### WORK INSTRUCTIONS
Identify the lines that contain the word "消息目标位置", then copy them.

(Dataset items)
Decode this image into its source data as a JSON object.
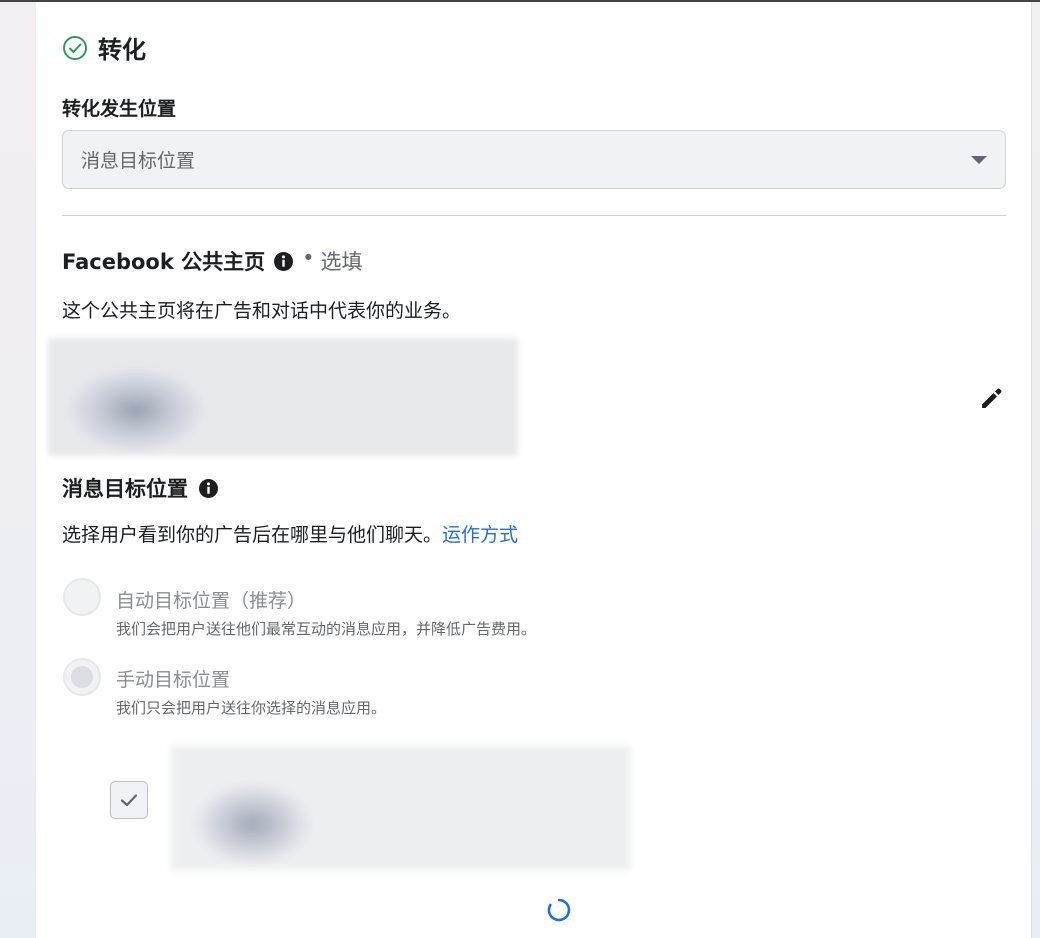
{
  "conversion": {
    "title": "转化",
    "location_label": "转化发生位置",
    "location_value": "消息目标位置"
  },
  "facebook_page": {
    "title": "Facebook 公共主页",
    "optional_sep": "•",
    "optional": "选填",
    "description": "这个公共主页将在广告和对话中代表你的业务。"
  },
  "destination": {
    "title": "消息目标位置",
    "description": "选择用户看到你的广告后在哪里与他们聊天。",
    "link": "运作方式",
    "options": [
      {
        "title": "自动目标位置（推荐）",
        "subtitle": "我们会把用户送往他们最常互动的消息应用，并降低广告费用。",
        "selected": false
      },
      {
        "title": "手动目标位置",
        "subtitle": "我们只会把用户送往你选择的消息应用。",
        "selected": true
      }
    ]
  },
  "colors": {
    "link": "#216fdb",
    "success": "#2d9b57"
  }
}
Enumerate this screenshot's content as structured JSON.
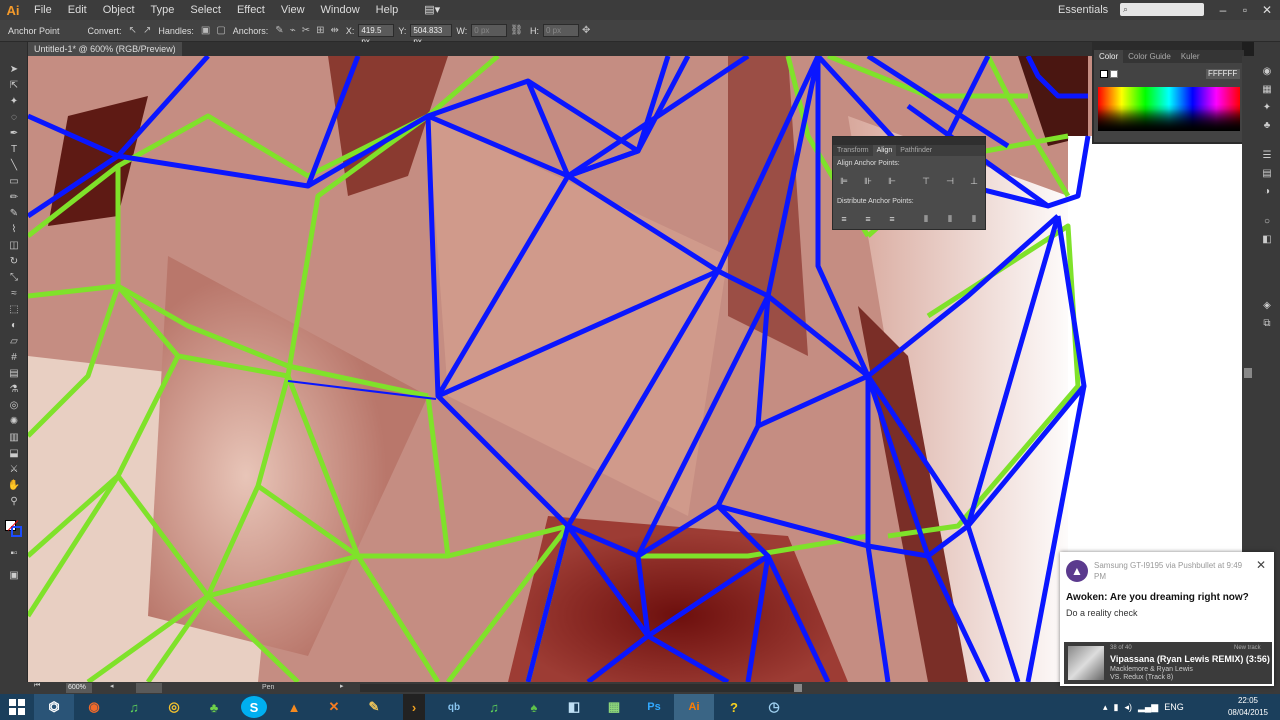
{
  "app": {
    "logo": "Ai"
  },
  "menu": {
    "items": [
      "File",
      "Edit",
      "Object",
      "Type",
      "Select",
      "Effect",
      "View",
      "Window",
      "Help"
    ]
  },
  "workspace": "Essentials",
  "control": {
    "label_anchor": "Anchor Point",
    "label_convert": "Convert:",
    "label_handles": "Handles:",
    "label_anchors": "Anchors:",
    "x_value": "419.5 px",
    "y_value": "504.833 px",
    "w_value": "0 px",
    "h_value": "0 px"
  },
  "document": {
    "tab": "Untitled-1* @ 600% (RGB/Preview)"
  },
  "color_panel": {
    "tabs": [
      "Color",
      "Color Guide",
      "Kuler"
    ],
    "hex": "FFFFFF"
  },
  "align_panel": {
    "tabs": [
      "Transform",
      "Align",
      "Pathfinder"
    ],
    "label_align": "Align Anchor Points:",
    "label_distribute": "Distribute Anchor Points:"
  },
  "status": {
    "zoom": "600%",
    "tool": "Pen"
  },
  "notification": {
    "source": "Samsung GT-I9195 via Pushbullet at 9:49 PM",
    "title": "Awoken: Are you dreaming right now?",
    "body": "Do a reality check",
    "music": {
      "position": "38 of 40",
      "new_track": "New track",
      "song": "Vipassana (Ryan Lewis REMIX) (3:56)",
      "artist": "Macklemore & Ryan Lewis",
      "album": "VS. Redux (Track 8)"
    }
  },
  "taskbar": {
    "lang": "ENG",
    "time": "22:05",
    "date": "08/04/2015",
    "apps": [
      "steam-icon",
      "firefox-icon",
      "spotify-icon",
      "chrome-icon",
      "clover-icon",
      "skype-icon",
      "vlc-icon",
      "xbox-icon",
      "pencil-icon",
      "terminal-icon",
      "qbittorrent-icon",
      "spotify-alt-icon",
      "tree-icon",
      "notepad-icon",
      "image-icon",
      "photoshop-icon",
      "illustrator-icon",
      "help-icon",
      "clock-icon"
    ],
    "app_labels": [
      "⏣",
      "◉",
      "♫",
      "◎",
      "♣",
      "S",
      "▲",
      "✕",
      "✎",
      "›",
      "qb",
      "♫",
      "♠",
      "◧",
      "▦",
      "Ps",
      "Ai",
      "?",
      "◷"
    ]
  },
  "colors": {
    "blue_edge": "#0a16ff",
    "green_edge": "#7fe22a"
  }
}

### IN RESPONSE
    "location_value": "消息目标位置"
    "title": "消息目标位置",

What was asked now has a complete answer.